= EXERCISE DIRECTIONS =
Each entry below is to be transcribed exactly.
** BEGIN RECORDS **
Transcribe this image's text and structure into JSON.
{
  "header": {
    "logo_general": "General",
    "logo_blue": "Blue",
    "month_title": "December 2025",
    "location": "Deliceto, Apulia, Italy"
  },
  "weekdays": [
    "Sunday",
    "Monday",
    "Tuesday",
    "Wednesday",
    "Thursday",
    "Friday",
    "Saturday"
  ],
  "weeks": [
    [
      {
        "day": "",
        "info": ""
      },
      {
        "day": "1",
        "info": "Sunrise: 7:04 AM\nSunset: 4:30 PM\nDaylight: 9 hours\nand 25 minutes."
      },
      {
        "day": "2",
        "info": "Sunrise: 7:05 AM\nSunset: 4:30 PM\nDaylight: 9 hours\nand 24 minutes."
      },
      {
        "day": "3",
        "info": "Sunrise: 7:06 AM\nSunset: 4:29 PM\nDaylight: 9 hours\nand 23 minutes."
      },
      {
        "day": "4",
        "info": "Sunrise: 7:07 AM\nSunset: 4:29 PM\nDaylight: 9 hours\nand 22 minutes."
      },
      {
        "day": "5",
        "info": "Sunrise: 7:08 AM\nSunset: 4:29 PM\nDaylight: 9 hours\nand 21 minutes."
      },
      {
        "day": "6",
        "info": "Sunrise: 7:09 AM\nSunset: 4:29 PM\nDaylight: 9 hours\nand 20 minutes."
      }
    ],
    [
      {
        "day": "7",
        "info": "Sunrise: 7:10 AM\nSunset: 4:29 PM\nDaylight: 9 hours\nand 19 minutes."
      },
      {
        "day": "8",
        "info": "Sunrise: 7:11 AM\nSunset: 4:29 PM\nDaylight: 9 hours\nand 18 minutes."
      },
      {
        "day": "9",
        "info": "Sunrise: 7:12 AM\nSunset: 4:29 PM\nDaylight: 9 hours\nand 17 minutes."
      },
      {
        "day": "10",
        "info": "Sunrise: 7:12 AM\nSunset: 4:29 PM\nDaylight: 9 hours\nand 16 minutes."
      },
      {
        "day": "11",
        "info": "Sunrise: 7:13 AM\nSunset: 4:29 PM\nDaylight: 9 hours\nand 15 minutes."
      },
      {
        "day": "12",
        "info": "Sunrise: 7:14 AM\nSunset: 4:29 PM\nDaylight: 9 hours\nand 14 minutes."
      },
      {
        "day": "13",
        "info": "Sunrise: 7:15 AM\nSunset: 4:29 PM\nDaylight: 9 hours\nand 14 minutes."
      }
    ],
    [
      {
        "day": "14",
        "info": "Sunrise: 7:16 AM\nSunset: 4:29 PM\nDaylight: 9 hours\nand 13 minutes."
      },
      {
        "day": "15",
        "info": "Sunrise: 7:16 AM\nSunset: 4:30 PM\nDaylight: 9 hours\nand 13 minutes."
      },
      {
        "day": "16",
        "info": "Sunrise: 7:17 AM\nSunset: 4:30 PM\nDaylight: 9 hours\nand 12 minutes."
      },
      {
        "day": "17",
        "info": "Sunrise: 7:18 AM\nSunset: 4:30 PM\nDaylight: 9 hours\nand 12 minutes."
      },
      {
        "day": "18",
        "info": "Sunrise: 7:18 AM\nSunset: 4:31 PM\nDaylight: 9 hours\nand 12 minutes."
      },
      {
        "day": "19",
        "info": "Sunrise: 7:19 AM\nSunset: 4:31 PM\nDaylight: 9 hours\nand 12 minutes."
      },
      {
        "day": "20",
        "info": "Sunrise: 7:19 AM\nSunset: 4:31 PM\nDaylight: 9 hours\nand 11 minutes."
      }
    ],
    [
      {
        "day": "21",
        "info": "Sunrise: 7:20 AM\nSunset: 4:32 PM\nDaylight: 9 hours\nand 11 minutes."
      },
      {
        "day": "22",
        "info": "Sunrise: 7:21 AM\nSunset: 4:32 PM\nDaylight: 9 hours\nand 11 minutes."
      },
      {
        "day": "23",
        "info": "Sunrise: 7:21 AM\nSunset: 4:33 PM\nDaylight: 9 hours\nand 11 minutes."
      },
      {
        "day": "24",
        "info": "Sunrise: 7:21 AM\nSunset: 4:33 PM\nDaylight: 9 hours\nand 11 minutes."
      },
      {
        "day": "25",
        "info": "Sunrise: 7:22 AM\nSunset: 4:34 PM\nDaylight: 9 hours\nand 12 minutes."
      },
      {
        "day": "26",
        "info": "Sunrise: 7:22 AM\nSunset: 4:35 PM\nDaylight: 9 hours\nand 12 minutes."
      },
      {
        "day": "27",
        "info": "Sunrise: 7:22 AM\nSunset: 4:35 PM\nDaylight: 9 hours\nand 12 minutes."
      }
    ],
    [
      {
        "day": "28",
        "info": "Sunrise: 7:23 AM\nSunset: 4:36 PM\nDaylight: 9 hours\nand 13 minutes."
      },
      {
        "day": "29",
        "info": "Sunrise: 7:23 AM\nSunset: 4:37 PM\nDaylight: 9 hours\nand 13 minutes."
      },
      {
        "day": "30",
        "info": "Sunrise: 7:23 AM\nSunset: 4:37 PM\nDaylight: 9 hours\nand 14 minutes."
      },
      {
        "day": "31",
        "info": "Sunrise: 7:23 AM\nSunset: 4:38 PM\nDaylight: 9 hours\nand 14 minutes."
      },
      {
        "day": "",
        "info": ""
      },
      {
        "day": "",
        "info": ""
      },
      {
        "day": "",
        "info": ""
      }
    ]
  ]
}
** END RECORDS **
= WORKED SOLUTION =
Transcribe this image's text and structure into JSON.
{
  "header": {
    "logo_general": "General",
    "logo_blue": "Blue",
    "month_title": "December 2025",
    "location": "Deliceto, Apulia, Italy"
  },
  "weekdays": [
    "Sunday",
    "Monday",
    "Tuesday",
    "Wednesday",
    "Thursday",
    "Friday",
    "Saturday"
  ],
  "weeks": [
    [
      {
        "day": "",
        "info": ""
      },
      {
        "day": "1",
        "info": "Sunrise: 7:04 AM\nSunset: 4:30 PM\nDaylight: 9 hours\nand 25 minutes."
      },
      {
        "day": "2",
        "info": "Sunrise: 7:05 AM\nSunset: 4:30 PM\nDaylight: 9 hours\nand 24 minutes."
      },
      {
        "day": "3",
        "info": "Sunrise: 7:06 AM\nSunset: 4:29 PM\nDaylight: 9 hours\nand 23 minutes."
      },
      {
        "day": "4",
        "info": "Sunrise: 7:07 AM\nSunset: 4:29 PM\nDaylight: 9 hours\nand 22 minutes."
      },
      {
        "day": "5",
        "info": "Sunrise: 7:08 AM\nSunset: 4:29 PM\nDaylight: 9 hours\nand 21 minutes."
      },
      {
        "day": "6",
        "info": "Sunrise: 7:09 AM\nSunset: 4:29 PM\nDaylight: 9 hours\nand 20 minutes."
      }
    ],
    [
      {
        "day": "7",
        "info": "Sunrise: 7:10 AM\nSunset: 4:29 PM\nDaylight: 9 hours\nand 19 minutes."
      },
      {
        "day": "8",
        "info": "Sunrise: 7:11 AM\nSunset: 4:29 PM\nDaylight: 9 hours\nand 18 minutes."
      },
      {
        "day": "9",
        "info": "Sunrise: 7:12 AM\nSunset: 4:29 PM\nDaylight: 9 hours\nand 17 minutes."
      },
      {
        "day": "10",
        "info": "Sunrise: 7:12 AM\nSunset: 4:29 PM\nDaylight: 9 hours\nand 16 minutes."
      },
      {
        "day": "11",
        "info": "Sunrise: 7:13 AM\nSunset: 4:29 PM\nDaylight: 9 hours\nand 15 minutes."
      },
      {
        "day": "12",
        "info": "Sunrise: 7:14 AM\nSunset: 4:29 PM\nDaylight: 9 hours\nand 14 minutes."
      },
      {
        "day": "13",
        "info": "Sunrise: 7:15 AM\nSunset: 4:29 PM\nDaylight: 9 hours\nand 14 minutes."
      }
    ],
    [
      {
        "day": "14",
        "info": "Sunrise: 7:16 AM\nSunset: 4:29 PM\nDaylight: 9 hours\nand 13 minutes."
      },
      {
        "day": "15",
        "info": "Sunrise: 7:16 AM\nSunset: 4:30 PM\nDaylight: 9 hours\nand 13 minutes."
      },
      {
        "day": "16",
        "info": "Sunrise: 7:17 AM\nSunset: 4:30 PM\nDaylight: 9 hours\nand 12 minutes."
      },
      {
        "day": "17",
        "info": "Sunrise: 7:18 AM\nSunset: 4:30 PM\nDaylight: 9 hours\nand 12 minutes."
      },
      {
        "day": "18",
        "info": "Sunrise: 7:18 AM\nSunset: 4:31 PM\nDaylight: 9 hours\nand 12 minutes."
      },
      {
        "day": "19",
        "info": "Sunrise: 7:19 AM\nSunset: 4:31 PM\nDaylight: 9 hours\nand 12 minutes."
      },
      {
        "day": "20",
        "info": "Sunrise: 7:19 AM\nSunset: 4:31 PM\nDaylight: 9 hours\nand 11 minutes."
      }
    ],
    [
      {
        "day": "21",
        "info": "Sunrise: 7:20 AM\nSunset: 4:32 PM\nDaylight: 9 hours\nand 11 minutes."
      },
      {
        "day": "22",
        "info": "Sunrise: 7:21 AM\nSunset: 4:32 PM\nDaylight: 9 hours\nand 11 minutes."
      },
      {
        "day": "23",
        "info": "Sunrise: 7:21 AM\nSunset: 4:33 PM\nDaylight: 9 hours\nand 11 minutes."
      },
      {
        "day": "24",
        "info": "Sunrise: 7:21 AM\nSunset: 4:33 PM\nDaylight: 9 hours\nand 11 minutes."
      },
      {
        "day": "25",
        "info": "Sunrise: 7:22 AM\nSunset: 4:34 PM\nDaylight: 9 hours\nand 12 minutes."
      },
      {
        "day": "26",
        "info": "Sunrise: 7:22 AM\nSunset: 4:35 PM\nDaylight: 9 hours\nand 12 minutes."
      },
      {
        "day": "27",
        "info": "Sunrise: 7:22 AM\nSunset: 4:35 PM\nDaylight: 9 hours\nand 12 minutes."
      }
    ],
    [
      {
        "day": "28",
        "info": "Sunrise: 7:23 AM\nSunset: 4:36 PM\nDaylight: 9 hours\nand 13 minutes."
      },
      {
        "day": "29",
        "info": "Sunrise: 7:23 AM\nSunset: 4:37 PM\nDaylight: 9 hours\nand 13 minutes."
      },
      {
        "day": "30",
        "info": "Sunrise: 7:23 AM\nSunset: 4:37 PM\nDaylight: 9 hours\nand 14 minutes."
      },
      {
        "day": "31",
        "info": "Sunrise: 7:23 AM\nSunset: 4:38 PM\nDaylight: 9 hours\nand 14 minutes."
      },
      {
        "day": "",
        "info": ""
      },
      {
        "day": "",
        "info": ""
      },
      {
        "day": "",
        "info": ""
      }
    ]
  ]
}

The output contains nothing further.